### RECORDS FOR PROCESSING

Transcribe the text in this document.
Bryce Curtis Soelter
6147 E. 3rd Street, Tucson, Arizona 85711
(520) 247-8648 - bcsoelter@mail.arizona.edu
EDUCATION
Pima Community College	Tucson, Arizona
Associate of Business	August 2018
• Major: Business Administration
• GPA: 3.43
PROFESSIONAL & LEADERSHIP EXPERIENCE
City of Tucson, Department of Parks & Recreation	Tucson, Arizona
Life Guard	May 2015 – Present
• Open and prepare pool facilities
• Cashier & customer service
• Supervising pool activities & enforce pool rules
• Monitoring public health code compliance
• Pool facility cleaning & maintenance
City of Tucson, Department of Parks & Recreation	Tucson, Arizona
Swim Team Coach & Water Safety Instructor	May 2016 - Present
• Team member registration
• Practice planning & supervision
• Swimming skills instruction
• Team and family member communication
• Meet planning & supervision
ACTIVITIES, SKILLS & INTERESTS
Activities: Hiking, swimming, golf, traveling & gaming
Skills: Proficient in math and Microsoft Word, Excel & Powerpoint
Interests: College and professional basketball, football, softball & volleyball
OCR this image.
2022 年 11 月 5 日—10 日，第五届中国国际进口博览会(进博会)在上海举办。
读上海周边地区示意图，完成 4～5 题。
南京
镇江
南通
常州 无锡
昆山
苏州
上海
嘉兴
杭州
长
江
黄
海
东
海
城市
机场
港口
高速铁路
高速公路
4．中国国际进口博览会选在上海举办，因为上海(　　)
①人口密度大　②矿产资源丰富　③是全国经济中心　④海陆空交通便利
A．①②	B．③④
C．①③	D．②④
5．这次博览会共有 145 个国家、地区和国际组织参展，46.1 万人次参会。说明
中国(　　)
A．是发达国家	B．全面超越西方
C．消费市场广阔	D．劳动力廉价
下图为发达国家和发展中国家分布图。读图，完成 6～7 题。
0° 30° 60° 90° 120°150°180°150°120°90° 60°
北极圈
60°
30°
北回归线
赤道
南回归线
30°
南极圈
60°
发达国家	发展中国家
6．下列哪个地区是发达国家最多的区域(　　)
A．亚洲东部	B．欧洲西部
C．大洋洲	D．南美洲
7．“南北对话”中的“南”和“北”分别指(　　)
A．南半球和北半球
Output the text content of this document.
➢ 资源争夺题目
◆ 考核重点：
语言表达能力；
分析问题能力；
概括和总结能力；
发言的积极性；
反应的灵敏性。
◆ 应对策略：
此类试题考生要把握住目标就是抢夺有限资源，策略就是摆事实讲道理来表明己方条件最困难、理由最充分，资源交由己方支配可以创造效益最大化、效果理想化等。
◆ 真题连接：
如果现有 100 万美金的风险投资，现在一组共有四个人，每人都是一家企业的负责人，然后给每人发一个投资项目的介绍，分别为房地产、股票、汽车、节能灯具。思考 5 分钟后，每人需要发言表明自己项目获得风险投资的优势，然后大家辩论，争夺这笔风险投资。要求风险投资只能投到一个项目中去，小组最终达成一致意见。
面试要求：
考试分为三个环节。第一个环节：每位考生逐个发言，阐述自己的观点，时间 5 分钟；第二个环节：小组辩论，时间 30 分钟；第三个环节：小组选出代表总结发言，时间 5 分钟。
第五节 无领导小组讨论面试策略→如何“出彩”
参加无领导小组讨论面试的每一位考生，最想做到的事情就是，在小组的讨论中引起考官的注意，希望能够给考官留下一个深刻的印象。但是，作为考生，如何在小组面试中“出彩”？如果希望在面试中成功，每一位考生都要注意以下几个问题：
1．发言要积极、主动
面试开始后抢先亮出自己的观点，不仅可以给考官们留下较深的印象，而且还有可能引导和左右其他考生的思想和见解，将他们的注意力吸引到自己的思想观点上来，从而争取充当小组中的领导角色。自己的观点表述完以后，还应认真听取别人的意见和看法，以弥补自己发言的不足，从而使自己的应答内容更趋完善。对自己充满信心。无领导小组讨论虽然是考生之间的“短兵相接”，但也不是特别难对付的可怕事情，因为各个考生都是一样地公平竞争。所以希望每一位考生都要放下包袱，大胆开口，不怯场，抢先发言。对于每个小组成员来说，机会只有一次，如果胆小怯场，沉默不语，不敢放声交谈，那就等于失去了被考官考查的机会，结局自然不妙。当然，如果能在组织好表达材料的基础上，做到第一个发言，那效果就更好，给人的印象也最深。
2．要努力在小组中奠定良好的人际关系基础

######

*JOB*:
Write all of the records out again exactly.

*EXERCISE RESPONSE*:
Transcribe the text in this document.
Bryce Curtis Soelter
6147 E. 3rd Street, Tucson, Arizona 85711
(520) 247-8648 - bcsoelter@mail.arizona.edu
EDUCATION
Pima Community College	Tucson, Arizona
Associate of Business	August 2018
• Major: Business Administration
• GPA: 3.43
PROFESSIONAL & LEADERSHIP EXPERIENCE
City of Tucson, Department of Parks & Recreation	Tucson, Arizona
Life Guard	May 2015 – Present
• Open and prepare pool facilities
• Cashier & customer service
• Supervising pool activities & enforce pool rules
• Monitoring public health code compliance
• Pool facility cleaning & maintenance
City of Tucson, Department of Parks & Recreation	Tucson, Arizona
Swim Team Coach & Water Safety Instructor	May 2016 - Present
• Team member registration
• Practice planning & supervision
• Swimming skills instruction
• Team and family member communication
• Meet planning & supervision
ACTIVITIES, SKILLS & INTERESTS
Activities: Hiking, swimming, golf, traveling & gaming
Skills: Proficient in math and Microsoft Word, Excel & Powerpoint
Interests: College and professional basketball, football, softball & volleyball
OCR this image.
2022 年 11 月 5 日—10 日，第五届中国国际进口博览会(进博会)在上海举办。
读上海周边地区示意图，完成 4～5 题。
南京
镇江
南通
常州 无锡
昆山
苏州
上海
嘉兴
杭州
长
江
黄
海
东
海
城市
机场
港口
高速铁路
高速公路
4．中国国际进口博览会选在上海举办，因为上海(　　)
①人口密度大　②矿产资源丰富　③是全国经济中心　④海陆空交通便利
A．①②	B．③④
C．①③	D．②④
5．这次博览会共有 145 个国家、地区和国际组织参展，46.1 万人次参会。说明
中国(　　)
A．是发达国家	B．全面超越西方
C．消费市场广阔	D．劳动力廉价
下图为发达国家和发展中国家分布图。读图，完成 6～7 题。
0° 30° 60° 90° 120°150°180°150°120°90° 60°
北极圈
60°
30°
北回归线
赤道
南回归线
30°
南极圈
60°
发达国家	发展中国家
6．下列哪个地区是发达国家最多的区域(　　)
A．亚洲东部	B．欧洲西部
C．大洋洲	D．南美洲
7．“南北对话”中的“南”和“北”分别指(　　)
A．南半球和北半球
Output the text content of this document.
➢ 资源争夺题目
◆ 考核重点：
语言表达能力；
分析问题能力；
概括和总结能力；
发言的积极性；
反应的灵敏性。
◆ 应对策略：
此类试题考生要把握住目标就是抢夺有限资源，策略就是摆事实讲道理来表明己方条件最困难、理由最充分，资源交由己方支配可以创造效益最大化、效果理想化等。
◆ 真题连接：
如果现有 100 万美金的风险投资，现在一组共有四个人，每人都是一家企业的负责人，然后给每人发一个投资项目的介绍，分别为房地产、股票、汽车、节能灯具。思考 5 分钟后，每人需要发言表明自己项目获得风险投资的优势，然后大家辩论，争夺这笔风险投资。要求风险投资只能投到一个项目中去，小组最终达成一致意见。
面试要求：
考试分为三个环节。第一个环节：每位考生逐个发言，阐述自己的观点，时间 5 分钟；第二个环节：小组辩论，时间 30 分钟；第三个环节：小组选出代表总结发言，时间 5 分钟。
第五节 无领导小组讨论面试策略→如何“出彩”
参加无领导小组讨论面试的每一位考生，最想做到的事情就是，在小组的讨论中引起考官的注意，希望能够给考官留下一个深刻的印象。但是，作为考生，如何在小组面试中“出彩”？如果希望在面试中成功，每一位考生都要注意以下几个问题：
1．发言要积极、主动
面试开始后抢先亮出自己的观点，不仅可以给考官们留下较深的印象，而且还有可能引导和左右其他考生的思想和见解，将他们的注意力吸引到自己的思想观点上来，从而争取充当小组中的领导角色。自己的观点表述完以后，还应认真听取别人的意见和看法，以弥补自己发言的不足，从而使自己的应答内容更趋完善。对自己充满信心。无领导小组讨论虽然是考生之间的“短兵相接”，但也不是特别难对付的可怕事情，因为各个考生都是一样地公平竞争。所以希望每一位考生都要放下包袱，大胆开口，不怯场，抢先发言。对于每个小组成员来说，机会只有一次，如果胆小怯场，沉默不语，不敢放声交谈，那就等于失去了被考官考查的机会，结局自然不妙。当然，如果能在组织好表达材料的基础上，做到第一个发言，那效果就更好，给人的印象也最深。
2．要努力在小组中奠定良好的人际关系基础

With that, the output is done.